» **Exercise description**: The exercise asks you to copy every line below in which "structured" appears.

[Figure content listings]
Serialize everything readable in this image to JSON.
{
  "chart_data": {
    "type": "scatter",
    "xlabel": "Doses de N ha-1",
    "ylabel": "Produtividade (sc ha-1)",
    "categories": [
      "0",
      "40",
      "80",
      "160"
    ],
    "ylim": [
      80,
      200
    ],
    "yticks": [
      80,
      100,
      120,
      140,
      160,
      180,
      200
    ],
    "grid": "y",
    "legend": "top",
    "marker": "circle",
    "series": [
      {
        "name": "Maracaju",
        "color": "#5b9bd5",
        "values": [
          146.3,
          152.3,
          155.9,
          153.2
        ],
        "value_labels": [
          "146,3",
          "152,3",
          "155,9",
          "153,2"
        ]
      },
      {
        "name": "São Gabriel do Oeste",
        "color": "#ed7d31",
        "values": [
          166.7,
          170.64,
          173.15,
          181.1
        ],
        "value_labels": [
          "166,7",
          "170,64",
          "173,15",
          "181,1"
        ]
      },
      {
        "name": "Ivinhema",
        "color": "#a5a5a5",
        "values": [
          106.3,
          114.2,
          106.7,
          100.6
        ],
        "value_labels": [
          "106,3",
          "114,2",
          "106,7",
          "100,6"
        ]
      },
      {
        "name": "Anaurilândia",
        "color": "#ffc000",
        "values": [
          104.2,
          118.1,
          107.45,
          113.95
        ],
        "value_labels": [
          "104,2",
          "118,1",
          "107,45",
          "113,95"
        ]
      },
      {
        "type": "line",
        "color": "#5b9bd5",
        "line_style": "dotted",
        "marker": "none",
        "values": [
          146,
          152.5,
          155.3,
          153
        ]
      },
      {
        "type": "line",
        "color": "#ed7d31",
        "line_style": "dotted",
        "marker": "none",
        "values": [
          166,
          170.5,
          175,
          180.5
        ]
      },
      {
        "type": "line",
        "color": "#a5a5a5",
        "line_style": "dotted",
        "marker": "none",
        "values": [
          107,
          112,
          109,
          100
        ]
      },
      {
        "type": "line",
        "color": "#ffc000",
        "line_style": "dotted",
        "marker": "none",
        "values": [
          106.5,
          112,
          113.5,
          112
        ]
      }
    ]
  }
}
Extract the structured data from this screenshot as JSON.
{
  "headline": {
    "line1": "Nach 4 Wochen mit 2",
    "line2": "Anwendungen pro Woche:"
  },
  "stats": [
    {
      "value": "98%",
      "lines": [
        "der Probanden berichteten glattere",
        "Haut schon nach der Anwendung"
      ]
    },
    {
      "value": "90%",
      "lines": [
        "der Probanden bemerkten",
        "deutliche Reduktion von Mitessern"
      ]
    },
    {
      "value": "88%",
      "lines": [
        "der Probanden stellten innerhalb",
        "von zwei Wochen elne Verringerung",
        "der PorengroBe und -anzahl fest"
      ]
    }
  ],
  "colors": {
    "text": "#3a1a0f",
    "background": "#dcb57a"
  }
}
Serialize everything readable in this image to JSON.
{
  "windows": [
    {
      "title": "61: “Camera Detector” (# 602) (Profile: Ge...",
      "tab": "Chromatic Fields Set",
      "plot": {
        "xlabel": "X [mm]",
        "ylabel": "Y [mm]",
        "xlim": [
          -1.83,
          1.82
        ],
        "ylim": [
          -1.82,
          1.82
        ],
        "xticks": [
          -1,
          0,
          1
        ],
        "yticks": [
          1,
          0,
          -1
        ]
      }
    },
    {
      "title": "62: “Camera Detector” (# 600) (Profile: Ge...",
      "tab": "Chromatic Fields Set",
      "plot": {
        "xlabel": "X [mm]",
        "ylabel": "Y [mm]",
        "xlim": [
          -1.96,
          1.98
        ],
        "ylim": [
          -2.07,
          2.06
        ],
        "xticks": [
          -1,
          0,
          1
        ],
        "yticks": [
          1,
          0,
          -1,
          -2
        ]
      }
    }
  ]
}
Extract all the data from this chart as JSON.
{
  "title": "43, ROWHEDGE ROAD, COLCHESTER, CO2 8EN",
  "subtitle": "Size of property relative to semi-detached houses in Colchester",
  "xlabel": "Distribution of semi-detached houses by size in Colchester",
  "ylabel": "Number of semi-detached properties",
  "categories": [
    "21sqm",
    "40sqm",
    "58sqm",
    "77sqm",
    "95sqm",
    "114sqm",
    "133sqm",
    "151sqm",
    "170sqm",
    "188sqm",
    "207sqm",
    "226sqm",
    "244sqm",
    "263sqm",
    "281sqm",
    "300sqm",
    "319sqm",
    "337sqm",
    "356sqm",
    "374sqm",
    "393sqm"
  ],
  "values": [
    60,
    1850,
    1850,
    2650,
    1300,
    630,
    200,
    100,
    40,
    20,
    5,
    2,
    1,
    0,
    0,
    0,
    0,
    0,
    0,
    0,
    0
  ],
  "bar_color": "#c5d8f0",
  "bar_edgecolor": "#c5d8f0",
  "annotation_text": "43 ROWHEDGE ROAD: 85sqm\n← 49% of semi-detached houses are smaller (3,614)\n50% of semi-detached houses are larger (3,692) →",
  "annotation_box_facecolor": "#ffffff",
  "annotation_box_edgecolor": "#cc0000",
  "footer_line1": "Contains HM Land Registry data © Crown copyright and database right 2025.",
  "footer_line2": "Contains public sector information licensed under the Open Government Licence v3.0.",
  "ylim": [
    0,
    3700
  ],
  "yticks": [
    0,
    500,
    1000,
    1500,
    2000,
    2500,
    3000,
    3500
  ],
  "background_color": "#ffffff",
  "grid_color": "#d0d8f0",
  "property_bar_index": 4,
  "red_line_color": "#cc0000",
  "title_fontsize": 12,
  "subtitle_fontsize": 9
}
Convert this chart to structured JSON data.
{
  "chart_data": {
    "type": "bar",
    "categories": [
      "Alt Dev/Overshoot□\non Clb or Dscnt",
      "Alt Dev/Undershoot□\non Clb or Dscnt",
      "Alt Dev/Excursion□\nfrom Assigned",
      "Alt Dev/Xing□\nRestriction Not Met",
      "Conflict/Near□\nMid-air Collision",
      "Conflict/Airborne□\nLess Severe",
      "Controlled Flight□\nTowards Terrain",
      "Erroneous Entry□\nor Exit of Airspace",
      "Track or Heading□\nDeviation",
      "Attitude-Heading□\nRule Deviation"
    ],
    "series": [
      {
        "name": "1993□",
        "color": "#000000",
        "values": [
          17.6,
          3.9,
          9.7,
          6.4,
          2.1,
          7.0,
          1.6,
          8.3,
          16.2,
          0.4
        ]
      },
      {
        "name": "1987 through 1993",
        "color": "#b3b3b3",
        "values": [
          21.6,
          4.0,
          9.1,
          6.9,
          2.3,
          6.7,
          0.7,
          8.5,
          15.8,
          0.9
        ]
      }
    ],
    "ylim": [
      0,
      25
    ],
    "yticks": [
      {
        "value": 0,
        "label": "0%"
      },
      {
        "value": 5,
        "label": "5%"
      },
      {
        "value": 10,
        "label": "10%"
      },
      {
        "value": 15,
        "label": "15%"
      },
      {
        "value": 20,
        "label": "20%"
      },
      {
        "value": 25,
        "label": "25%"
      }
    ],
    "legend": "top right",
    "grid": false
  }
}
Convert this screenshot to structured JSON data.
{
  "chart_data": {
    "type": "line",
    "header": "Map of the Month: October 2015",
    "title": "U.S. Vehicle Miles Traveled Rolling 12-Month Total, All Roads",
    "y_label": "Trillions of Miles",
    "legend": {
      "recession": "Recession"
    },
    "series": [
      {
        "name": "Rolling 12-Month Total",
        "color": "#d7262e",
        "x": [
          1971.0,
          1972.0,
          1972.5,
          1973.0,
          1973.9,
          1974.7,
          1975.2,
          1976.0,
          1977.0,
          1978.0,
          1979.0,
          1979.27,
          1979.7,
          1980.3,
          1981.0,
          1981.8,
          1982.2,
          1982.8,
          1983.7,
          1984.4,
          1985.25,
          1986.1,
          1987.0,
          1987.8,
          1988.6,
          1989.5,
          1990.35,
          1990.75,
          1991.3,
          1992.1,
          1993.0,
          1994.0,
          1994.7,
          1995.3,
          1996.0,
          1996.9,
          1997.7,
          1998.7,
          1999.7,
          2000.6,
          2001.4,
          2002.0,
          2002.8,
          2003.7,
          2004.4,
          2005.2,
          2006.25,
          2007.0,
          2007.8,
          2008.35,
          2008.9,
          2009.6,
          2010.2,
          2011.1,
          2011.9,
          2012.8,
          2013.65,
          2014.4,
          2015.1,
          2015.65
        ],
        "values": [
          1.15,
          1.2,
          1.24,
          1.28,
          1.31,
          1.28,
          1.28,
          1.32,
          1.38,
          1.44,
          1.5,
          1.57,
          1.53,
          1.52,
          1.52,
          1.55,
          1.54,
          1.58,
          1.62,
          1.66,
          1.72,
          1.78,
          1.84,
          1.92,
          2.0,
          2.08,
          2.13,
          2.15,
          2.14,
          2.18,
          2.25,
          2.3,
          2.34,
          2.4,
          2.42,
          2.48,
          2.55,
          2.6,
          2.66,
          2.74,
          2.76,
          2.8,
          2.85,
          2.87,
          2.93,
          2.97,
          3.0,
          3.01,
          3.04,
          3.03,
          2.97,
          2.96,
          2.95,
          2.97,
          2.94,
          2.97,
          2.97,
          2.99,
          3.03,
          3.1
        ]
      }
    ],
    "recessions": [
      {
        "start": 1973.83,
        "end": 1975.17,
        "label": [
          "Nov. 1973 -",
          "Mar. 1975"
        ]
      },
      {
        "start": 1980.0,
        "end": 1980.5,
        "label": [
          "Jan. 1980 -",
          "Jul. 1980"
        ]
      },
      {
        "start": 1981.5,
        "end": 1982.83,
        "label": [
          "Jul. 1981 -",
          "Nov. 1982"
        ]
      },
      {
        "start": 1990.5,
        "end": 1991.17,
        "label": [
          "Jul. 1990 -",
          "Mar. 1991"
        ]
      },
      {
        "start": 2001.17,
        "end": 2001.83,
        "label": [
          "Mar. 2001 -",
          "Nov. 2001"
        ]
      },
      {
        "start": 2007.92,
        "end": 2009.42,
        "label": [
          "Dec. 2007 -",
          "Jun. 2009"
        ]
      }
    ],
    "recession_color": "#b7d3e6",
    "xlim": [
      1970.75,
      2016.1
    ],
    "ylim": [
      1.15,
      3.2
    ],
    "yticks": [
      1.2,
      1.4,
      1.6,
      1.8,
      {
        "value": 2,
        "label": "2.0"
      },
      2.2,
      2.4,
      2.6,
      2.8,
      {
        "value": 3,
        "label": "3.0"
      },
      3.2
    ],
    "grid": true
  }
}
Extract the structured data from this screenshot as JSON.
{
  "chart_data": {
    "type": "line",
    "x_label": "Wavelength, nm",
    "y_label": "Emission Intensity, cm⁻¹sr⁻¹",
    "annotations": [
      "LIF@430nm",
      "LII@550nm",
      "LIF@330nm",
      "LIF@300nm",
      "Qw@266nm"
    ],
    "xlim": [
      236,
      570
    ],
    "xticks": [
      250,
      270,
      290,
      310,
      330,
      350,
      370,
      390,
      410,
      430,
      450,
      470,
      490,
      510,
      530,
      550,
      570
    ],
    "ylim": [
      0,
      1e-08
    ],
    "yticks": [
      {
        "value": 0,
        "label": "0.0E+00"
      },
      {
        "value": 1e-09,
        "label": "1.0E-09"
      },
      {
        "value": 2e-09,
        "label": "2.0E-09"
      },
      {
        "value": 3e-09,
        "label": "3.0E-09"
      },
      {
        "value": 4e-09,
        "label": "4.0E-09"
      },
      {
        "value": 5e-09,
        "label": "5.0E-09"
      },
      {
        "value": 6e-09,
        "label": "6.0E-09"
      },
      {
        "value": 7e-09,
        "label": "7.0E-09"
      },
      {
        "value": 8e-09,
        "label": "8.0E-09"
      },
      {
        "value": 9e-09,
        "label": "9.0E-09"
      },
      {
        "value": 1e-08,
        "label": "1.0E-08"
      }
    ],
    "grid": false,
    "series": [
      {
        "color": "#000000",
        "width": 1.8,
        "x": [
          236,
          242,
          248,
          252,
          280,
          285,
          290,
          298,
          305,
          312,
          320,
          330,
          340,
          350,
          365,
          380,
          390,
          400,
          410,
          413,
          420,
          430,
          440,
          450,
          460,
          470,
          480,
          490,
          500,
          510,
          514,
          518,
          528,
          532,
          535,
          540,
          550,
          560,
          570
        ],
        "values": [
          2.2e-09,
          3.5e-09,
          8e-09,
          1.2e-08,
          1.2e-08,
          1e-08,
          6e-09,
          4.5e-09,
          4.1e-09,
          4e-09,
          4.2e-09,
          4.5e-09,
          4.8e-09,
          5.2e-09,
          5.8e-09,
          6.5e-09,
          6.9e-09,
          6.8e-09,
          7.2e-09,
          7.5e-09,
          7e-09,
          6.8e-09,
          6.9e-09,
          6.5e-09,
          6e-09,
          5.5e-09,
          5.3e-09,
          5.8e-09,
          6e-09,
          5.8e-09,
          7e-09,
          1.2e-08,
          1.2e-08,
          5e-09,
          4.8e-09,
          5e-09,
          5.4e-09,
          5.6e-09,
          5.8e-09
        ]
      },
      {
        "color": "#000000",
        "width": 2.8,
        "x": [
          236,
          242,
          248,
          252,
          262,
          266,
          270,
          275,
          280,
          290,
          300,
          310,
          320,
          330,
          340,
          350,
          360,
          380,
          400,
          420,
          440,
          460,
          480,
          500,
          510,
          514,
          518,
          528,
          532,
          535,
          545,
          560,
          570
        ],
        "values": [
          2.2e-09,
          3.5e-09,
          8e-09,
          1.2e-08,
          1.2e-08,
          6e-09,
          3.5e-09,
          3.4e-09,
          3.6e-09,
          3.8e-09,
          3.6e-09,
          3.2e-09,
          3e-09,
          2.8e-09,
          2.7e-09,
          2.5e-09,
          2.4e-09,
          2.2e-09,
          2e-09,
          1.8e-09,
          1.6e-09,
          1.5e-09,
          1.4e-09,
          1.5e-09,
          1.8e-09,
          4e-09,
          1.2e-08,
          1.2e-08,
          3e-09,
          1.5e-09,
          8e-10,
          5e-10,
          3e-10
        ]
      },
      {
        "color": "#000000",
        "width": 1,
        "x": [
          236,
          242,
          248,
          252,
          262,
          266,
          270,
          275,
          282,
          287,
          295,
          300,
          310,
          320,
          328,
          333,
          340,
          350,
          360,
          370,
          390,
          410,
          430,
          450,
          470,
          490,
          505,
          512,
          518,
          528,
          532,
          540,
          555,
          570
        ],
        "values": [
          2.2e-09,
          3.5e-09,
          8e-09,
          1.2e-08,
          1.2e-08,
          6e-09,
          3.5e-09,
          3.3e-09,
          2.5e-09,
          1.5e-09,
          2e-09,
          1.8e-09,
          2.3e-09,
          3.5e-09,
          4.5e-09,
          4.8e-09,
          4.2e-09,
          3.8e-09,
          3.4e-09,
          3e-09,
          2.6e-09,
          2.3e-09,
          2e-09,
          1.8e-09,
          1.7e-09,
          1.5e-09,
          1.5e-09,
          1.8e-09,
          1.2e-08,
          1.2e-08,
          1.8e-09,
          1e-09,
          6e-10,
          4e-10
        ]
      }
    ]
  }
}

» **Output of the exercise**:
Extract the structured data from this screenshot as JSON.
Convert this chart to structured JSON data.
Convert this screenshot to structured JSON data.
Extract the structured data from this screenshot as JSON.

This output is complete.